--- Begin ---
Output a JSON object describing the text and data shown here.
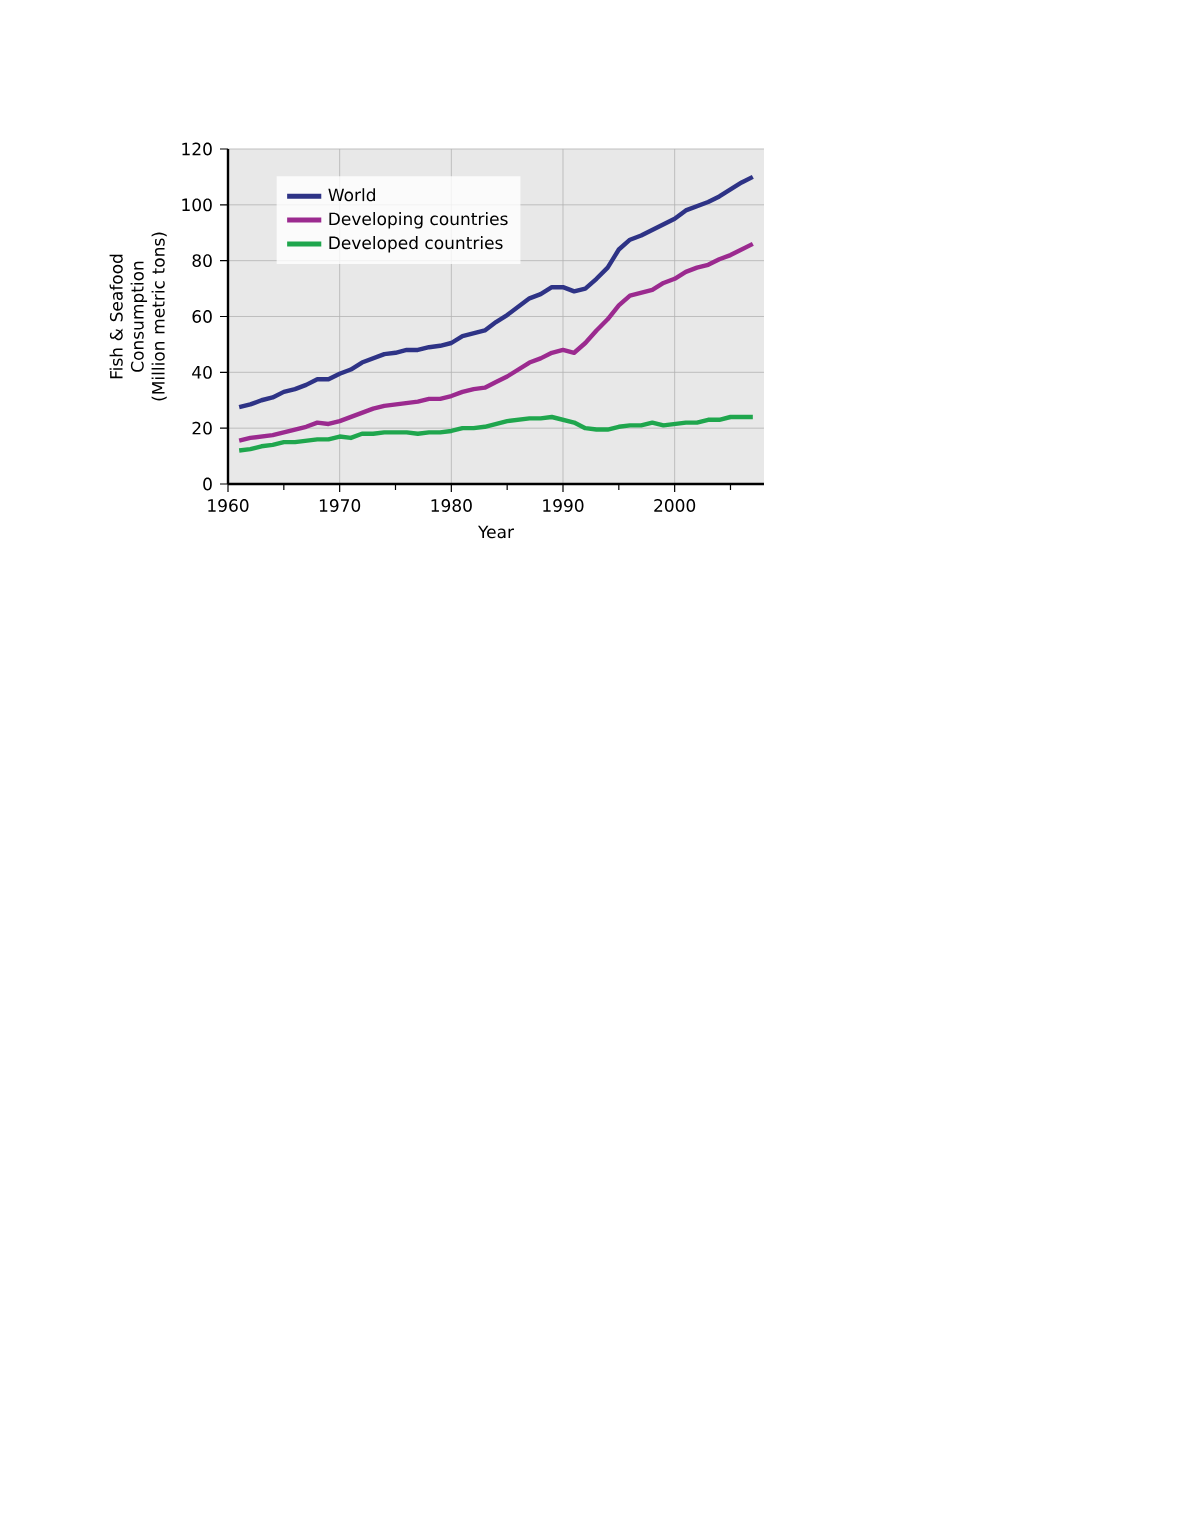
{
  "chart_data": {
    "type": "line",
    "xlabel": "Year",
    "ylabel": "Fish & Seafood Consumption (Million metric tons)",
    "x": [
      1961,
      1962,
      1963,
      1964,
      1965,
      1966,
      1967,
      1968,
      1969,
      1970,
      1971,
      1972,
      1973,
      1974,
      1975,
      1976,
      1977,
      1978,
      1979,
      1980,
      1981,
      1982,
      1983,
      1984,
      1985,
      1986,
      1987,
      1988,
      1989,
      1990,
      1991,
      1992,
      1993,
      1994,
      1995,
      1996,
      1997,
      1998,
      1999,
      2000,
      2001,
      2002,
      2003,
      2004,
      2005,
      2006,
      2007
    ],
    "series": [
      {
        "name": "World",
        "color": "#2e3386",
        "values": [
          27.5,
          28.5,
          30,
          31,
          33,
          34,
          35.5,
          37.5,
          37.5,
          39.5,
          41,
          43.5,
          45,
          46.5,
          47,
          48,
          48,
          49,
          49.5,
          50.5,
          53,
          54,
          55,
          58,
          60.5,
          63.5,
          66.5,
          68,
          70.5,
          70.5,
          69,
          70,
          73.5,
          77.5,
          84,
          87.5,
          89,
          91,
          93,
          95,
          98,
          99.5,
          101,
          103,
          105.5,
          108,
          110
        ]
      },
      {
        "name": "Developing countries",
        "color": "#9b2a8f",
        "values": [
          15.5,
          16.5,
          17,
          17.5,
          18.5,
          19.5,
          20.5,
          22,
          21.5,
          22.5,
          24,
          25.5,
          27,
          28,
          28.5,
          29,
          29.5,
          30.5,
          30.5,
          31.5,
          33,
          34,
          34.5,
          36.5,
          38.5,
          41,
          43.5,
          45,
          47,
          48,
          47,
          50.5,
          55,
          59,
          64,
          67.5,
          68.5,
          69.5,
          72,
          73.5,
          76,
          77.5,
          78.5,
          80.5,
          82,
          84,
          86
        ]
      },
      {
        "name": "Developed countries",
        "color": "#1fa64d",
        "values": [
          12,
          12.5,
          13.5,
          14,
          15,
          15,
          15.5,
          16,
          16,
          17,
          16.5,
          18,
          18,
          18.5,
          18.5,
          18.5,
          18,
          18.5,
          18.5,
          19,
          20,
          20,
          20.5,
          21.5,
          22.5,
          23,
          23.5,
          23.5,
          24,
          23,
          22,
          20,
          19.5,
          19.5,
          20.5,
          21,
          21,
          22,
          21,
          21.5,
          22,
          22,
          23,
          23,
          24,
          24,
          24
        ]
      }
    ],
    "xlim": [
      1960,
      2008
    ],
    "xticks": [
      1960,
      {
        "value": 1965,
        "label": null
      },
      1970,
      {
        "value": 1975,
        "label": null
      },
      1980,
      {
        "value": 1985,
        "label": null
      },
      1990,
      {
        "value": 1995,
        "label": null
      },
      2000,
      {
        "value": 2005,
        "label": null
      }
    ],
    "ylim": [
      0,
      120
    ],
    "yticks": [
      0,
      20,
      40,
      60,
      80,
      100,
      120
    ],
    "grid": true,
    "legend": "top left",
    "line_style": "solid",
    "marker": "none"
  }
}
--- End ---
**What you have to do**
In the entries above, some lines may contain the string "color"; report how many, without additional comment.

**Task answer**
3